* [Brano proposto]:
------

Balenottera morta nel porto di Napoli. Issata con l’aiuto di ormeggiatori, sarà sottoposta ad autopsia
C’è stata una certa animazione, negli ultimi giorni, nelle acque antistanti il porto di Napoli. E’ stata avvistata infatti una balenottera, cetaceo di una ventina di metri erroneamente definito “piccola balena”, che si aggirava pericolosamente tra navi, traghetti e aliscafi. Avvistata a inizio settimana dalla Capitaneria di Porto, e subito “battezzata” Emma, la balenottera aveva fatto perdere le proprie tracce, tanto che era fondata l’ipotesi che si fosse allontanata. Invece era rimasta in zona. E purtroppo, nella serata di venerdì 27 febbraio, alle 20,50, è stata ritrovata ormai morta, proprio all’ingresso dell’imboccatura del porto. Ne ha dato notizia un comunicato della Capitaneria di Porto, specificando che l’avvistamento è stato segnalato dalla nave Bruno Gregoretti, unità navale della Guardia Costiera in transito all’interno del porto di Napoli.

------

(Voci del dataset)
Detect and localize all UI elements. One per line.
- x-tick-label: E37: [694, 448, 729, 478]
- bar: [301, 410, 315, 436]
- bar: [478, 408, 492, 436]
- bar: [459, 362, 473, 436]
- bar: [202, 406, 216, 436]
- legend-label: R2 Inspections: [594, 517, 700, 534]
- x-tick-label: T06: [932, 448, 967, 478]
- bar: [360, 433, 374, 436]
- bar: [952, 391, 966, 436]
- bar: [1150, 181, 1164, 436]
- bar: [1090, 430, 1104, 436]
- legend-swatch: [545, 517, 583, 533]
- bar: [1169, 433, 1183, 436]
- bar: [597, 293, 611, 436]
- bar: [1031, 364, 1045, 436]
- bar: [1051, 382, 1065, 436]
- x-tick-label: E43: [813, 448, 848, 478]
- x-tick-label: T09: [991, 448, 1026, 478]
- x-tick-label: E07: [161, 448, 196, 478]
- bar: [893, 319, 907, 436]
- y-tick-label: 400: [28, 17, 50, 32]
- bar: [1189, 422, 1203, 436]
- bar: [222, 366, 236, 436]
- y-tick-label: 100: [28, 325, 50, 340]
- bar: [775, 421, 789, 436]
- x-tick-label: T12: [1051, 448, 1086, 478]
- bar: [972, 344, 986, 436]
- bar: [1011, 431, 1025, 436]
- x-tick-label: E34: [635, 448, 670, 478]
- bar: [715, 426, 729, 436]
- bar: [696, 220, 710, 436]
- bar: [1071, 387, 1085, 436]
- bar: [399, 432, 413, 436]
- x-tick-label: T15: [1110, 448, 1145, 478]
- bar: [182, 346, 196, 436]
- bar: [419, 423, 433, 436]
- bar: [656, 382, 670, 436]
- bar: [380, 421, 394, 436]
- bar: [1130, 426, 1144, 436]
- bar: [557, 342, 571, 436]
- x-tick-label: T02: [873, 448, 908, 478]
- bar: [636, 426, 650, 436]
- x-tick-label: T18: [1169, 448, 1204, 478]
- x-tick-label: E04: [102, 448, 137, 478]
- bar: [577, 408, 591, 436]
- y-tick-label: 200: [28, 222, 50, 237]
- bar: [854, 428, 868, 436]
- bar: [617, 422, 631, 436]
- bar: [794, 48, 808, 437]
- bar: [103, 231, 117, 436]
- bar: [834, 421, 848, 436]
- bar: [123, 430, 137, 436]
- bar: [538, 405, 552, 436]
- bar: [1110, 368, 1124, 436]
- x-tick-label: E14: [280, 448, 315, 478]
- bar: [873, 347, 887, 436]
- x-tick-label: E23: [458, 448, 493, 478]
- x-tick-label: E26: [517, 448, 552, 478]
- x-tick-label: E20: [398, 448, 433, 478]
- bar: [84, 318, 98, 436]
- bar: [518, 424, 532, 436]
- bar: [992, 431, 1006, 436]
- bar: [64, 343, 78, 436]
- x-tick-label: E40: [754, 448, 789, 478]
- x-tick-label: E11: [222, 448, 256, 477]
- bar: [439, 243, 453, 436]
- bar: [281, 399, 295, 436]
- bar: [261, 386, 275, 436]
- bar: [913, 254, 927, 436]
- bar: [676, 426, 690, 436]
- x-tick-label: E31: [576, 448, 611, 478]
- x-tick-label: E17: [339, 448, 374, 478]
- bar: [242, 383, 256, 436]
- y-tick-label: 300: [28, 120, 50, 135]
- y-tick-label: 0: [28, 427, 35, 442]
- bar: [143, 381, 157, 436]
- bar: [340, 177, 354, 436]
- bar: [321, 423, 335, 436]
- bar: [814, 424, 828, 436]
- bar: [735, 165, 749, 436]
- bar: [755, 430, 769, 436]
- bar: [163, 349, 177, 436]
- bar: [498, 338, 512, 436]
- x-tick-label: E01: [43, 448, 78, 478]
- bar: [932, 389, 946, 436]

------

* [Obiettivo esercizio]:
Prosegui per favore l'articolo sulla balenottera morta nel porto di Napoli, riprendendo subito dopo la sua ultima frase.

* [Risposta scritta]:
Sulle cause della morte sono state avviate indagini affidate all’Istituto zooprofilattico sperimentale del Mezzogiorno, che provvederà all’esame autoptico. Della morte del cetaceo sono stati inoltre informati, secondo la prassi, anche i referenti della Regione Campania, e in particolare dell’ASL Napoli 1 Centro; il Centro di Riferimento Regionale per la Sicurezza Sanitaria del Pescato (C.RI.S.Sa.P.) e il Centro di Riferimento Regionale di Igiene Urbana Veterinaria (C.R.I.U.V.).
La balenottera priva di vita è stata avvistata, come detto, alle 20,50 di venerdì 27 marzo, dalla motovedetta della Guardia Costiera, che unitamente a un mezzo navale del Gruppo ormeggiatori del porto di Napoli ha provveduto a spostare il cetaceo, ormai alla deriva, dalle rotte di ingresso e di uscita del traffico navale del porto. Una misura necessaria per la sicurezza della navigazione.
Nelle prime ore del giorno successivo, ovvero nella mattinata di sabato 28 febbraio, la balenottera senza vita è stata trasferita all’interno del porto di Napoli, nei cantieri navali Piloda Shipiard, che hanno offerto la disponibilità a ricoverare in sicurezza il grande cetaceo presso il loro sito, e ad assicurare, con i loro mezzi meccanici e le loro attrezzature, la successiva movimentazione.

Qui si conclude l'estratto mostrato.